**FRAGMENTO DE PÁGINA**
Desde que se anunció oficialmente la visita del presidente Barack
Obama a La Habana, el nerviosismo era perceptible en la cúspide del
poder castrista. El presidente Raúl Castro sabía que tenía mucho que
ganar en ese evento diplomático, símbolo del proceso de deshielo en las relaciones entre Cuba y Estados Unidos. Pero al mismo tiempo no podía
ignorar los riesgos que corría acogiendo a un presidente del “imperio”
que nunca ocultó su intención de abordar la causa de los derechos
humanos y la libertad durante su estadía.
Ese nerviosismo era
tanto más comprensible cuanto que un sondeo realizado en Cuba en abril
del año pasado indicaba que la popularidad del presidente Obama en Cuba
(80%) era muy superior a la de los hermanos Castro (47% para Raúl y 44%
para Fidel).
Lo que más molestaba al régimen cubano era que Obama
subordinaba su viaje a la posibilidad de reunirse con representantes de
la disidencia cubana, incluyendo las Damas de Blanco, a quienes los
esbirros del régimen golpean y arrestan cada domingo por tratar de
marchar reclamando democracia y libertad.

**DATOS ALMACENADOS**
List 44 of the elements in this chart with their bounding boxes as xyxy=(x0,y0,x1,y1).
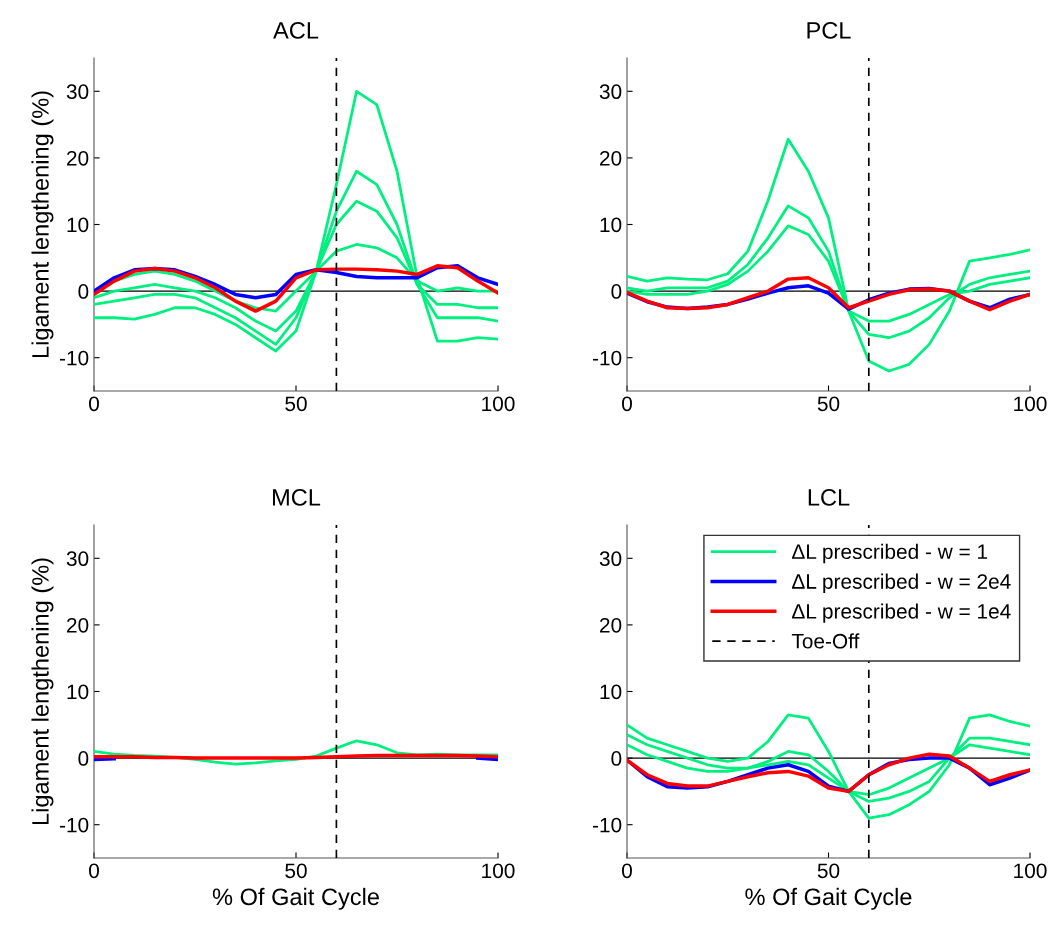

**PROBLEMAS PARA RESOLVER**
**a)** Cita del fragmento sobre la visita de Obama todo el pasaje que va desde "Desde que se" hasta "durante su estadía.".
**b)** Explica en una a tres oraciones por qué, según el fragmento sobre la visita de Obama, el nerviosismo en la cúspide del poder castrista resultaba tanto más comprensible.

**RESULTADOS DEL EJERCICIO**
**a)**
Desde que se anunció oficialmente la visita del presidente Barack
Obama a La Habana, el nerviosismo era perceptible en la cúspide del
poder castrista. El presidente Raúl Castro sabía que tenía mucho que
ganar en ese evento diplomático, símbolo del proceso de deshielo en las relaciones entre Cuba y Estados Unidos. Pero al mismo tiempo no podía
ignorar los riesgos que corría acogiendo a un presidente del “imperio”
que nunca ocultó su intención de abordar la causa de los derechos
humanos y la libertad durante su estadía.

**b)** Un sondeo realizado en Cuba en abril del año pasado indicaba que la popularidad del presidente Obama en la isla era del 80%. Esa cifra superaba con mucho la de los hermanos Castro, con un 47% para Raúl y un 44% para Fidel.